Below is some material; transcribe all of it exactly.

Begin DATA FOR THIS TASK

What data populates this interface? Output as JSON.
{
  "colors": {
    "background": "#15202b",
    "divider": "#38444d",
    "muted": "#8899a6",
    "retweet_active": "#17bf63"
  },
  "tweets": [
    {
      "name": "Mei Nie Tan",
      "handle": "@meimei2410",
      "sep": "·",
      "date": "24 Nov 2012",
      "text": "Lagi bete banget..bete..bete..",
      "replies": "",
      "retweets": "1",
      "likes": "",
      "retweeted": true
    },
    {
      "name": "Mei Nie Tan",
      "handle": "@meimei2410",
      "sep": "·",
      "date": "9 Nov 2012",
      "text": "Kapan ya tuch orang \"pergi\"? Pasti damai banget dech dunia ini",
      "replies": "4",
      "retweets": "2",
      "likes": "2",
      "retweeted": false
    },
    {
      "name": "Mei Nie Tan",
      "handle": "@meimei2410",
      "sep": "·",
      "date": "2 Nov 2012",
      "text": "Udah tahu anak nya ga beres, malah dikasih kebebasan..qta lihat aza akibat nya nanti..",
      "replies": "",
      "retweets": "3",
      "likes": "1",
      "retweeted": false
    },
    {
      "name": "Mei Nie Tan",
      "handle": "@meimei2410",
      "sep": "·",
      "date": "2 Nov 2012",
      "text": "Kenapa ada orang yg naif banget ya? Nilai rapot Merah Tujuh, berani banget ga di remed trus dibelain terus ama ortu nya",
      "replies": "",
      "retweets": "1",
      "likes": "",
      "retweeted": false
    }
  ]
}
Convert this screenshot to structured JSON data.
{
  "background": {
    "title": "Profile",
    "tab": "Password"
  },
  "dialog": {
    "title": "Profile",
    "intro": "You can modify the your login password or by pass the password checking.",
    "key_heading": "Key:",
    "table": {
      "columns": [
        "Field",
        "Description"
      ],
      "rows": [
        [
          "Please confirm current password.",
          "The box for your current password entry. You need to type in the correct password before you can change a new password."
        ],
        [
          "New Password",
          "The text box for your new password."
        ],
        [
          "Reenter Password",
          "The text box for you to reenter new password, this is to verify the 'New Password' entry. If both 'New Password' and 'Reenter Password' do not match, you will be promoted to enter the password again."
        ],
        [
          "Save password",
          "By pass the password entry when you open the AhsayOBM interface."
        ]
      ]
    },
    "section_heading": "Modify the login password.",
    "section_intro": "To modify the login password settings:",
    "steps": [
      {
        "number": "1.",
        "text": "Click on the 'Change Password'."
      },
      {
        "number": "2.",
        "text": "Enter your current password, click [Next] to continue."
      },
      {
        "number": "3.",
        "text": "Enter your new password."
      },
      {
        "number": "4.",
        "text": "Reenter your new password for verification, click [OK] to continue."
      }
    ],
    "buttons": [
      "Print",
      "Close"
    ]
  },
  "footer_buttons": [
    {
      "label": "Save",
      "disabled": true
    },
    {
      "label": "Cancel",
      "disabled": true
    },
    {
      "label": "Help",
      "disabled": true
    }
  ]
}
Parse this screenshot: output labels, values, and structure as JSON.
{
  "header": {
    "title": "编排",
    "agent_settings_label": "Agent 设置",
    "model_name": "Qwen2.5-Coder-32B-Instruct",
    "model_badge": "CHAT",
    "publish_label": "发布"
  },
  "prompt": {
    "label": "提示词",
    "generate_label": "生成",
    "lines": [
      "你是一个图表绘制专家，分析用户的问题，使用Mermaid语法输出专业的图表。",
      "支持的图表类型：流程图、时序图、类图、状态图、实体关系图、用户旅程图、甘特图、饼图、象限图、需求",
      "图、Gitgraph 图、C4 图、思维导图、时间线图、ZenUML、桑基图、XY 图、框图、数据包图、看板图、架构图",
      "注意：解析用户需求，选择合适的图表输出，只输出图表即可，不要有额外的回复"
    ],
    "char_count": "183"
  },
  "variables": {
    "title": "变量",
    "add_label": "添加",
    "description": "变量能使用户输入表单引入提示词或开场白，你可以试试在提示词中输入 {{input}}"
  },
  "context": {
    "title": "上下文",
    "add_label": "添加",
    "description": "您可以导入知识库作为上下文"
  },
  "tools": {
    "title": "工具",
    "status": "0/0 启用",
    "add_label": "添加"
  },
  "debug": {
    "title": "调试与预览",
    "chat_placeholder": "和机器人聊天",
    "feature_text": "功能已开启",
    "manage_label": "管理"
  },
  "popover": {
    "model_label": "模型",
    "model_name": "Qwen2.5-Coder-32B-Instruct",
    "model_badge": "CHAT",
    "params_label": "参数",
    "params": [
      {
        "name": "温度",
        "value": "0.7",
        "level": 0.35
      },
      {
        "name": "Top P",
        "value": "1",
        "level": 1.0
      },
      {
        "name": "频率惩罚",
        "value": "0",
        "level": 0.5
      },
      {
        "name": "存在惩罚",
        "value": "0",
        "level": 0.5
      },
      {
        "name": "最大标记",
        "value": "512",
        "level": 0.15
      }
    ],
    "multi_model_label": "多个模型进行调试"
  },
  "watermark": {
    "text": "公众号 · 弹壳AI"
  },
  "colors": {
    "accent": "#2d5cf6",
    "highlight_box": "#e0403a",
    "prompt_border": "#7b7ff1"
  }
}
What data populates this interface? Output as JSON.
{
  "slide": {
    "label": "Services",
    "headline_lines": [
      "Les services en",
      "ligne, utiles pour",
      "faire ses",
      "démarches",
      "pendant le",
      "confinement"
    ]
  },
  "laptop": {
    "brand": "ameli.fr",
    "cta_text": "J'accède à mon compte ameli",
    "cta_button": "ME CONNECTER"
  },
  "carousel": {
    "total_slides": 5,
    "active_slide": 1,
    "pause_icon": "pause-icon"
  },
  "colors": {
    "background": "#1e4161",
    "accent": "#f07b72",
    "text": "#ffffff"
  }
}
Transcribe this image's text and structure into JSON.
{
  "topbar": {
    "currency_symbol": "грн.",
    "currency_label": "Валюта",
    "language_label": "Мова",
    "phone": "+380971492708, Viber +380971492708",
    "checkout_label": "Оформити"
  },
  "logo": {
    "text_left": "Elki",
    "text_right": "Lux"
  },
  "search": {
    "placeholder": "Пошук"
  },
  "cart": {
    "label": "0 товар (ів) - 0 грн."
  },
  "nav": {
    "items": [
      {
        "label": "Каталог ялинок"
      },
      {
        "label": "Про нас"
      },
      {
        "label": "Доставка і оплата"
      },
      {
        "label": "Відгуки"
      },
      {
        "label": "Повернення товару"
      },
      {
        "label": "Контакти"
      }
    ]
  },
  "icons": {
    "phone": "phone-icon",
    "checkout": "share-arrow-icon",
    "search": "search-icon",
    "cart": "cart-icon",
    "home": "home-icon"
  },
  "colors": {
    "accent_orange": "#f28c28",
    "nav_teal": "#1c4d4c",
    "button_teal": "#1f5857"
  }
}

End DATA FOR THIS TASK

ANSWER BELOW:
What data populates this interface? Output as JSON.
{
  "colors": {
    "background": "#15202b",
    "divider": "#38444d",
    "muted": "#8899a6",
    "retweet_active": "#17bf63"
  },
  "tweets": [
    {
      "name": "Mei Nie Tan",
      "handle": "@meimei2410",
      "sep": "·",
      "date": "24 Nov 2012",
      "text": "Lagi bete banget..bete..bete..",
      "replies": "",
      "retweets": "1",
      "likes": "",
      "retweeted": true
    },
    {
      "name": "Mei Nie Tan",
      "handle": "@meimei2410",
      "sep": "·",
      "date": "9 Nov 2012",
      "text": "Kapan ya tuch orang \"pergi\"? Pasti damai banget dech dunia ini",
      "replies": "4",
      "retweets": "2",
      "likes": "2",
      "retweeted": false
    },
    {
      "name": "Mei Nie Tan",
      "handle": "@meimei2410",
      "sep": "·",
      "date": "2 Nov 2012",
      "text": "Udah tahu anak nya ga beres, malah dikasih kebebasan..qta lihat aza akibat nya nanti..",
      "replies": "",
      "retweets": "3",
      "likes": "1",
      "retweeted": false
    },
    {
      "name": "Mei Nie Tan",
      "handle": "@meimei2410",
      "sep": "·",
      "date": "2 Nov 2012",
      "text": "Kenapa ada orang yg naif banget ya? Nilai rapot Merah Tujuh, berani banget ga di remed trus dibelain terus ama ortu nya",
      "replies": "",
      "retweets": "1",
      "likes": "",
      "retweeted": false
    }
  ]
}
Convert this screenshot to structured JSON data.
{
  "background": {
    "title": "Profile",
    "tab": "Password"
  },
  "dialog": {
    "title": "Profile",
    "intro": "You can modify the your login password or by pass the password checking.",
    "key_heading": "Key:",
    "table": {
      "columns": [
        "Field",
        "Description"
      ],
      "rows": [
        [
          "Please confirm current password.",
          "The box for your current password entry. You need to type in the correct password before you can change a new password."
        ],
        [
          "New Password",
          "The text box for your new password."
        ],
        [
          "Reenter Password",
          "The text box for you to reenter new password, this is to verify the 'New Password' entry. If both 'New Password' and 'Reenter Password' do not match, you will be promoted to enter the password again."
        ],
        [
          "Save password",
          "By pass the password entry when you open the AhsayOBM interface."
        ]
      ]
    },
    "section_heading": "Modify the login password.",
    "section_intro": "To modify the login password settings:",
    "steps": [
      {
        "number": "1.",
        "text": "Click on the 'Change Password'."
      },
      {
        "number": "2.",
        "text": "Enter your current password, click [Next] to continue."
      },
      {
        "number": "3.",
        "text": "Enter your new password."
      },
      {
        "number": "4.",
        "text": "Reenter your new password for verification, click [OK] to continue."
      }
    ],
    "buttons": [
      "Print",
      "Close"
    ]
  },
  "footer_buttons": [
    {
      "label": "Save",
      "disabled": true
    },
    {
      "label": "Cancel",
      "disabled": true
    },
    {
      "label": "Help",
      "disabled": true
    }
  ]
}
Parse this screenshot: output labels, values, and structure as JSON.
{
  "header": {
    "title": "编排",
    "agent_settings_label": "Agent 设置",
    "model_name": "Qwen2.5-Coder-32B-Instruct",
    "model_badge": "CHAT",
    "publish_label": "发布"
  },
  "prompt": {
    "label": "提示词",
    "generate_label": "生成",
    "lines": [
      "你是一个图表绘制专家，分析用户的问题，使用Mermaid语法输出专业的图表。",
      "支持的图表类型：流程图、时序图、类图、状态图、实体关系图、用户旅程图、甘特图、饼图、象限图、需求",
      "图、Gitgraph 图、C4 图、思维导图、时间线图、ZenUML、桑基图、XY 图、框图、数据包图、看板图、架构图",
      "注意：解析用户需求，选择合适的图表输出，只输出图表即可，不要有额外的回复"
    ],
    "char_count": "183"
  },
  "variables": {
    "title": "变量",
    "add_label": "添加",
    "description": "变量能使用户输入表单引入提示词或开场白，你可以试试在提示词中输入 {{input}}"
  },
  "context": {
    "title": "上下文",
    "add_label": "添加",
    "description": "您可以导入知识库作为上下文"
  },
  "tools": {
    "title": "工具",
    "status": "0/0 启用",
    "add_label": "添加"
  },
  "debug": {
    "title": "调试与预览",
    "chat_placeholder": "和机器人聊天",
    "feature_text": "功能已开启",
    "manage_label": "管理"
  },
  "popover": {
    "model_label": "模型",
    "model_name": "Qwen2.5-Coder-32B-Instruct",
    "model_badge": "CHAT",
    "params_label": "参数",
    "params": [
      {
        "name": "温度",
        "value": "0.7",
        "level": 0.35
      },
      {
        "name": "Top P",
        "value": "1",
        "level": 1.0
      },
      {
        "name": "频率惩罚",
        "value": "0",
        "level": 0.5
      },
      {
        "name": "存在惩罚",
        "value": "0",
        "level": 0.5
      },
      {
        "name": "最大标记",
        "value": "512",
        "level": 0.15
      }
    ],
    "multi_model_label": "多个模型进行调试"
  },
  "watermark": {
    "text": "公众号 · 弹壳AI"
  },
  "colors": {
    "accent": "#2d5cf6",
    "highlight_box": "#e0403a",
    "prompt_border": "#7b7ff1"
  }
}
What data populates this interface? Output as JSON.
{
  "slide": {
    "label": "Services",
    "headline_lines": [
      "Les services en",
      "ligne, utiles pour",
      "faire ses",
      "démarches",
      "pendant le",
      "confinement"
    ]
  },
  "laptop": {
    "brand": "ameli.fr",
    "cta_text": "J'accède à mon compte ameli",
    "cta_button": "ME CONNECTER"
  },
  "carousel": {
    "total_slides": 5,
    "active_slide": 1,
    "pause_icon": "pause-icon"
  },
  "colors": {
    "background": "#1e4161",
    "accent": "#f07b72",
    "text": "#ffffff"
  }
}
Transcribe this image's text and structure into JSON.
{
  "topbar": {
    "currency_symbol": "грн.",
    "currency_label": "Валюта",
    "language_label": "Мова",
    "phone": "+380971492708, Viber +380971492708",
    "checkout_label": "Оформити"
  },
  "logo": {
    "text_left": "Elki",
    "text_right": "Lux"
  },
  "search": {
    "placeholder": "Пошук"
  },
  "cart": {
    "label": "0 товар (ів) - 0 грн."
  },
  "nav": {
    "items": [
      {
        "label": "Каталог ялинок"
      },
      {
        "label": "Про нас"
      },
      {
        "label": "Доставка і оплата"
      },
      {
        "label": "Відгуки"
      },
      {
        "label": "Повернення товару"
      },
      {
        "label": "Контакти"
      }
    ]
  },
  "icons": {
    "phone": "phone-icon",
    "checkout": "share-arrow-icon",
    "search": "search-icon",
    "cart": "cart-icon",
    "home": "home-icon"
  },
  "colors": {
    "accent_orange": "#f28c28",
    "nav_teal": "#1c4d4c",
    "button_teal": "#1f5857"
  }
}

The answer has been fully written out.